Gather all lines in the entries below that include the word "dass".

* start LISTED RECORDS *

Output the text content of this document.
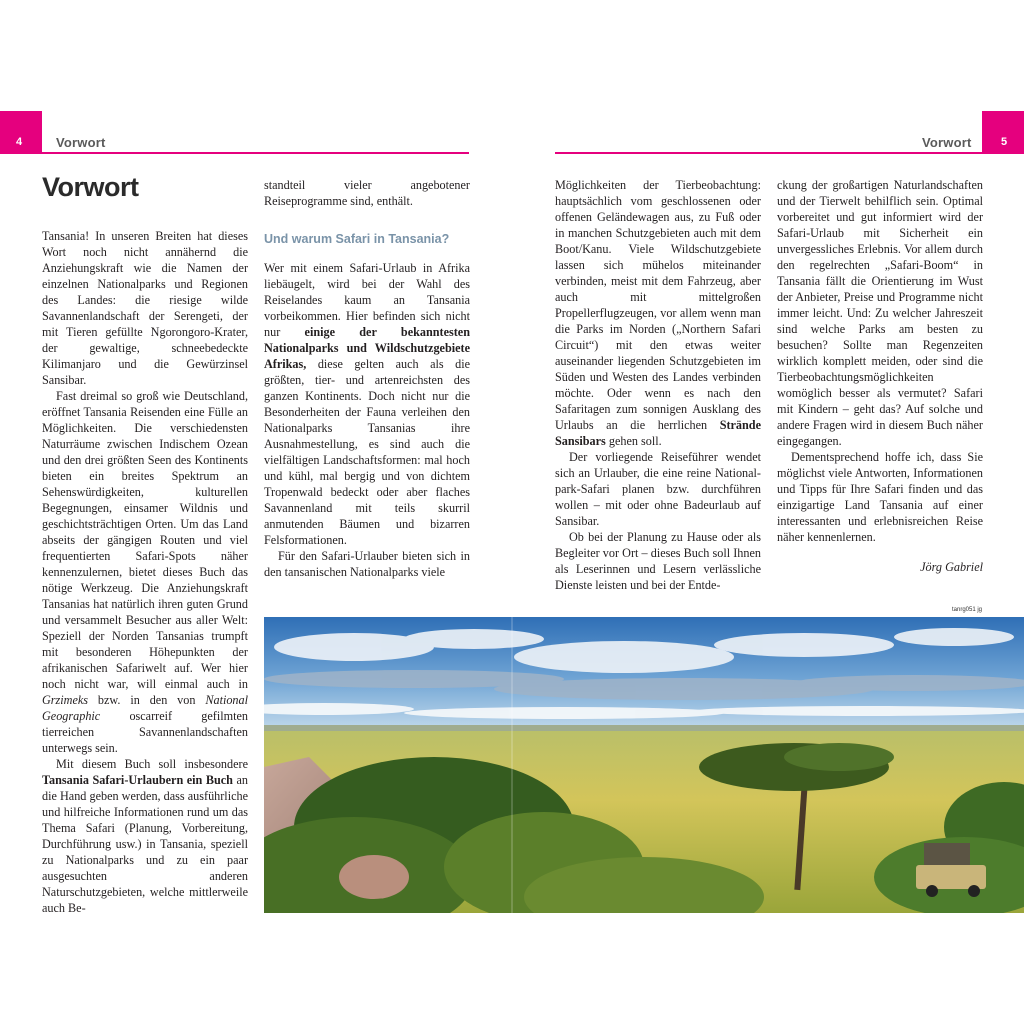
4	5
Vorwort	Vorwort
Vorwort

Tansania! In unseren Breiten hat dieses Wort noch nicht annähernd die Anziehungskraft wie die Namen der einzelnen Nationalparks und Regionen des Landes: die riesige wilde Savannenlandschaft der Serengeti, der mit Tieren gefüllte Ngorongoro-Krater, der gewaltige, schneebedeckte Kilimanjaro und die Gewürzinsel Sansibar.

Fast dreimal so groß wie Deutschland, eröffnet Tansania Reisenden eine Fülle an Möglichkeiten. Die verschiedensten Naturräume zwischen Indischem Ozean und den drei größten Seen des Kontinents bieten ein breites Spektrum an Sehenswürdigkeiten, kulturellen Begegnungen, einsamer Wildnis und geschichtsträchtigen Orten. Um das Land abseits der gängigen Routen und viel frequentierten Safari-Spots näher kennenzulernen, bietet dieses Buch das nötige Werkzeug. Die Anziehungskraft Tansanias hat natürlich ihren guten Grund und versammelt Besucher aus aller Welt: Speziell der Norden Tansanias trumpft mit besonderen Höhepunkten der afrikanischen Safariwelt auf. Wer hier noch nicht war, will einmal auch in Grzimeks bzw. in den von National Geographic oscarreif gefilmten tierreichen Savannenlandschaften unterwegs sein.

Mit diesem Buch soll insbesondere Tansania Safari-Urlaubern ein Buch an die Hand geben werden, dass ausführliche und hilfreiche Informationen rund um das Thema Safari (Planung, Vorbereitung, Durchführung usw.) in Tansania, speziell zu Nationalparks und zu ein paar ausgesuchten anderen Naturschutzgebieten, welche mittlerweile auch Be-

standteil vieler angebotener Reiseprogramme sind, enthält.

Und warum Safari in Tansania?

Wer mit einem Safari-Urlaub in Afrika liebäugelt, wird bei der Wahl des Reiselandes kaum an Tansania vorbeikommen. Hier befinden sich nicht nur einige der bekanntesten Nationalparks und Wildschutzgebiete Afrikas, diese gelten auch als die größten, tier- und artenreichsten des ganzen Kontinents. Doch nicht nur die Besonderheiten der Fauna verleihen den Nationalparks Tansanias ihre Ausnahmestellung, es sind auch die vielfältigen Landschaftsformen: mal hoch und kühl, mal bergig und von dichtem Tropenwald bedeckt oder aber flaches Savannenland mit teils skurril anmutenden Bäumen und bizarren Felsformationen.

Für den Safari-Urlauber bieten sich in den tansanischen Nationalparks viele

Möglichkeiten der Tierbeobachtung: hauptsächlich vom geschlossenen oder offenen Geländewagen aus, zu Fuß oder in manchen Schutzgebieten auch mit dem Boot/Kanu. Viele Wildschutzgebiete lassen sich mühelos miteinander verbinden, meist mit dem Fahrzeug, aber auch mit mittelgroßen Propellerflugzeugen, vor allem wenn man die Parks im Norden („Northern Safari Circuit“) mit den etwas weiter auseinander liegenden Schutzgebieten im Süden und Westen des Landes verbinden möchte. Oder wenn es nach den Safaritagen zum sonnigen Ausklang des Urlaubs an die herrlichen Strände Sansibars gehen soll.

Der vorliegende Reiseführer wendet sich an Urlauber, die eine reine National-park-Safari planen bzw. durchführen wollen – mit oder ohne Badeurlaub auf Sansibar.

Ob bei der Planung zu Hause oder als Begleiter vor Ort – dieses Buch soll Ihnen als Leserinnen und Lesern verlässliche Dienste leisten und bei der Entde-

ckung der großartigen Naturlandschaften und der Tierwelt behilflich sein. Optimal vorbereitet und gut informiert wird der Safari-Urlaub mit Sicherheit ein unvergessliches Erlebnis. Vor allem durch den regelrechten „Safari-Boom“ in Tansania fällt die Orientierung im Wust der Anbieter, Preise und Programme nicht immer leicht. Und: Zu welcher Jahreszeit sind welche Parks am besten zu besuchen? Sollte man Regenzeiten wirklich komplett meiden, oder sind die Tierbeobachtungsmöglichkeiten womöglich besser als vermutet? Safari mit Kindern – geht das? Auf solche und andere Fragen wird in diesem Buch näher eingegangen.

Dementsprechend hoffe ich, dass Sie möglichst viele Antworten, Informationen und Tipps für Ihre Safari finden und das einzigartige Land Tansania auf einer interessanten und erlebnisreichen Reise näher kennenlernen.

Jörg Gabriel

tanrg051 jg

* end LISTED RECORDS *

EXERCISE RESPONSE »
Mit diesem Buch soll insbesondere Tansania Safari-Urlaubern ein Buch an die Hand geben werden, dass ausführliche und hilfreiche Informationen rund um das Thema Safari (Planung, Vorbereitung, Durchführung usw.) in Tansania, speziell zu Nationalparks und zu ein paar ausgesuchten anderen Naturschutzgebieten, welche mittlerweile auch Be-
Dementsprechend hoffe ich, dass Sie möglichst viele Antworten, Informationen und Tipps für Ihre Safari finden und das einzigartige Land Tansania auf einer interessanten und erlebnisreichen Reise näher kennenlernen.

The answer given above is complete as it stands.